TEXT EXCERPT:
----------------------------------------
If we can simulate < with bit operators, then we're good to go.

What does it mean to say something is < in binary? Consider

a: 0 0 0 0 1 1 0 1
b: 0 0 0 0 1 0 1 1

In the above, a>b, because it contains the first 1 whose counterpart in b is 0. We are those seeking the leftmost bit such that myBit!=otherBit. (== or equiv is a bitwise operator which can be represented with and/or/not)

However we need some way through to propagate information in one bit to many bits. So we ask ourselves this: can we "code" a function using only "bit" operators, which is equivalent to if(q,k,a,b) = if q[k] then a else b. The answer is yes:

  • We create a bit-word consisting of replicating q[k] onto every bit. There are two ways I can think of to do this:
    • 1) Left-shift by k, then right-shift by wordsize (efficient, but only works if you have shift operators which duplicate the last bit)
----------------------------------------
GIVEN DATA:
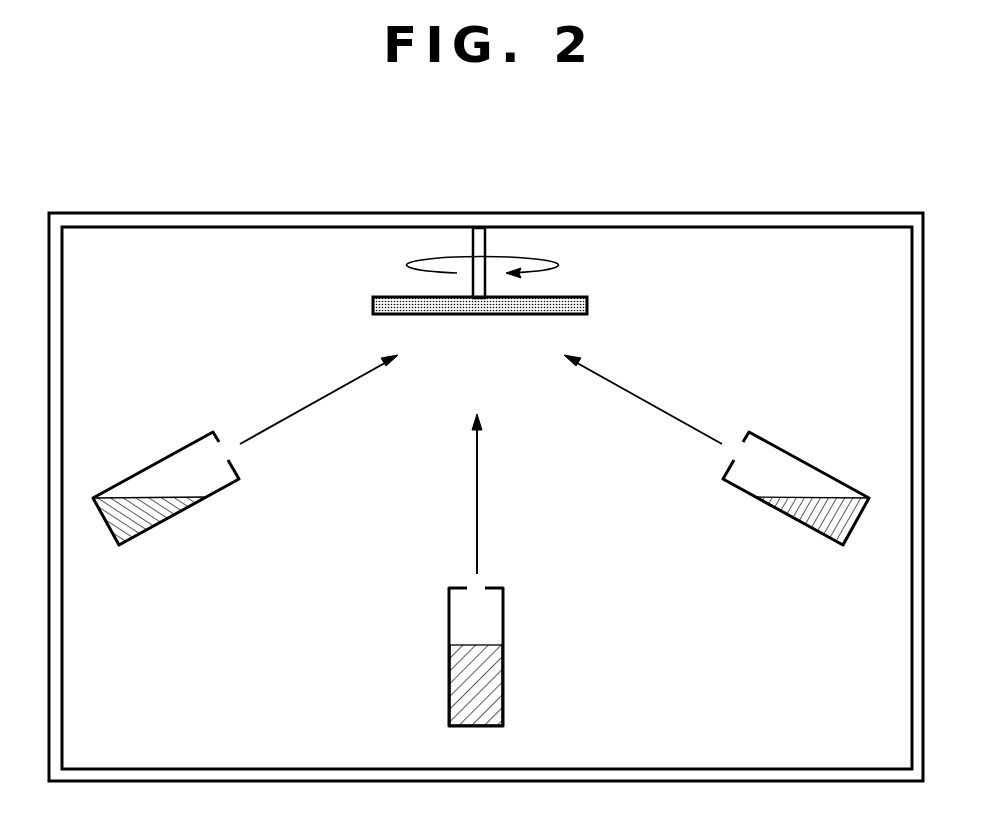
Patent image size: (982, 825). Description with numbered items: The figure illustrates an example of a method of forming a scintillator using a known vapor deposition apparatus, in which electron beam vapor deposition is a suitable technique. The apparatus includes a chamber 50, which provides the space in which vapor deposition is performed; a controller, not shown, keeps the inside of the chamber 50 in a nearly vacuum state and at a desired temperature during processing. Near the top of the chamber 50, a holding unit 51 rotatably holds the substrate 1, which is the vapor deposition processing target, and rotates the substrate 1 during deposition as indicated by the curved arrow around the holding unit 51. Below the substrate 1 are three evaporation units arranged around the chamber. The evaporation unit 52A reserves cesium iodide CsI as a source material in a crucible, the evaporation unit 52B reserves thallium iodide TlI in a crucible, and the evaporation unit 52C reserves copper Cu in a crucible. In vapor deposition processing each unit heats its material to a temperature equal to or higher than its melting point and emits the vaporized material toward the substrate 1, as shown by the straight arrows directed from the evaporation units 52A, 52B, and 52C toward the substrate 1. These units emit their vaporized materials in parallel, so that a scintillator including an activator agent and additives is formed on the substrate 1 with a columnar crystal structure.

The chamber 50 is at (241, 213).
The holding unit 51 is at (485, 240).
The substrate 1 is at (588, 305).
The evaporation unit 52A is at (170, 481).
The evaporation unit 52B is at (796, 481).
The evaporation unit 52C is at (501, 659).
The cesium iodide CsI is at (153, 520).
The thallium iodide TlI is at (818, 518).
The copper Cu is at (455, 697).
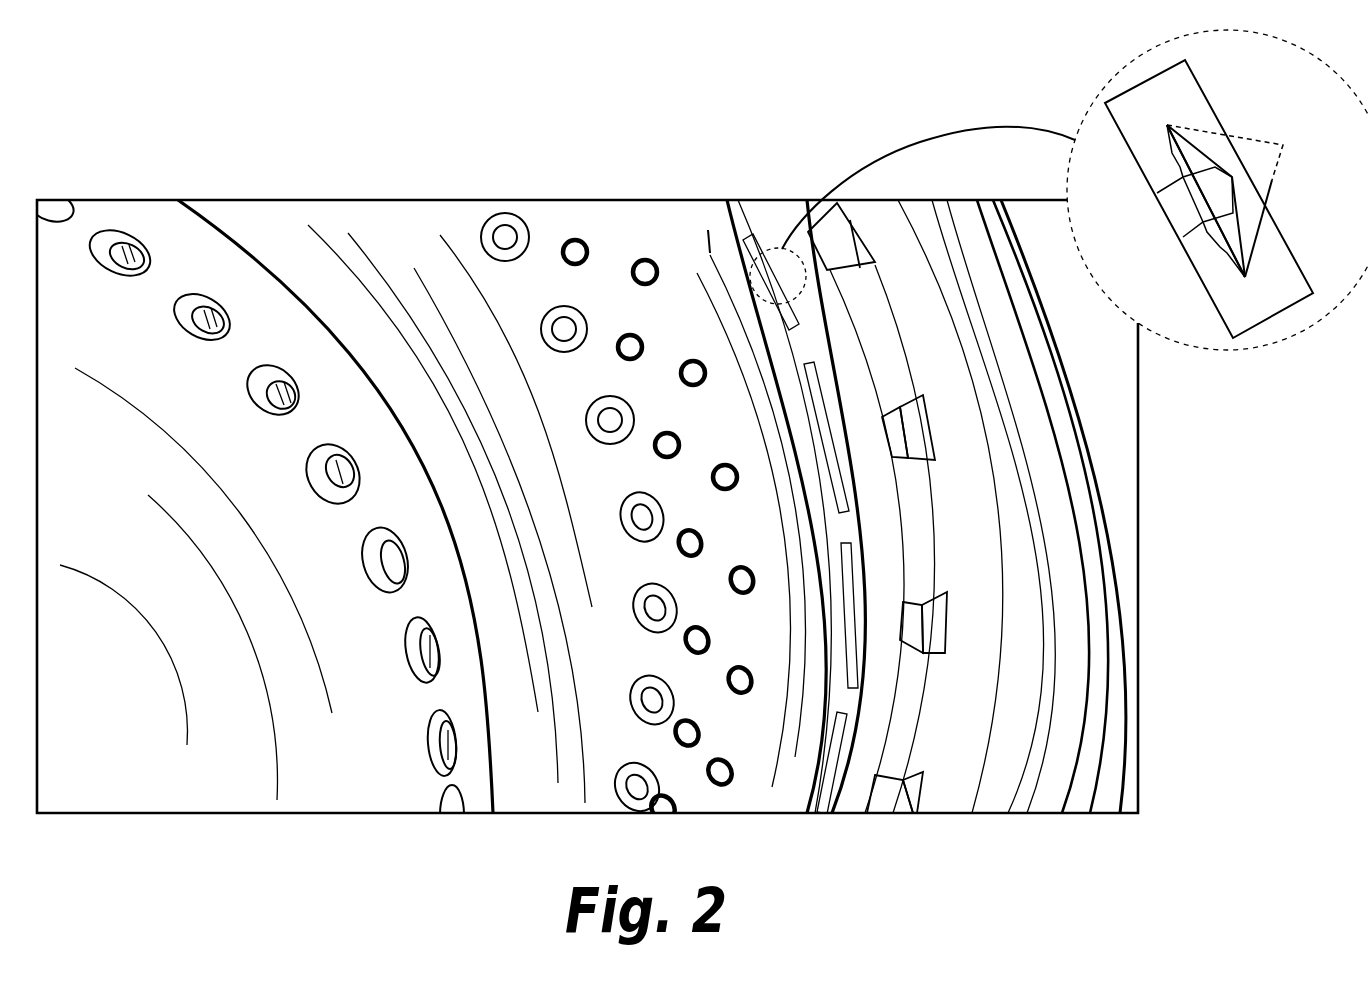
----------------------------------------
TO-DO LIST:
[1] Answer these questions from the text on simulating < with bit operators:
(a) In the example with words a and b, which word is the larger?
(b) Which bit does the comparison look for?
(c) What condition must hold for the left-shift-then-right-shift method to work?
[2] Continue the text on simulating < with bit operators from where it stops.

RESPONSES TO THE TASKS:
[1]
(a) a is larger than b.
(b) It looks for the leftmost bit such that myBit != otherBit.
(c) The shift operators must duplicate the last bit.

[2]
    • 2) Inefficient but theoretically correct way:
      • We left-shift q by k bits
      • We take this result and and it with 10000...0
      • We right-shift this by 1 bit, and or it with the non-right-shifted version. This copies the bit in the first place to the second place. We repeat this process until the entire word is the same as the first bit (e.g. 64 times)
  • Calling this result mask, our function is (mask and a) or (!mask and b): the result will be a if the kth bit of q is true, other the result will be b

Taking the bit-vector c=a!=b and a==1111..1 and b==0000..0, we use our if function to successively test whether the first bit is 1, then the second bit is 1, etc:

a<b := 
  if(c,0, 
    if(a,0, B_LESSTHAN_A, A_LESSTHAN_B), 
    if(c,1, 
      if(a,1, B_LESSTHAN_A, A_LESSTHAN_B), 
      if(c,2, 
        if(a,2, B_LESSTHAN_A, A_LESSTHAN_B), 
        if(c,3, 
          if(a,3, B_LESSTHAN_A, A_LESSTHAN_B), 
          if(...
                  if(c,64, 
                    if(a,64, B_LESSTHAN_A, A_LESSTHAN_B), 
                    A_EQUAL_B)
                  )
             ...)
        )
      )
    )
  )

This takes wordsize steps. It can however be written in 3 lines by using a recursively-defined function, or a fixed-point combinator if recursion is not allowed.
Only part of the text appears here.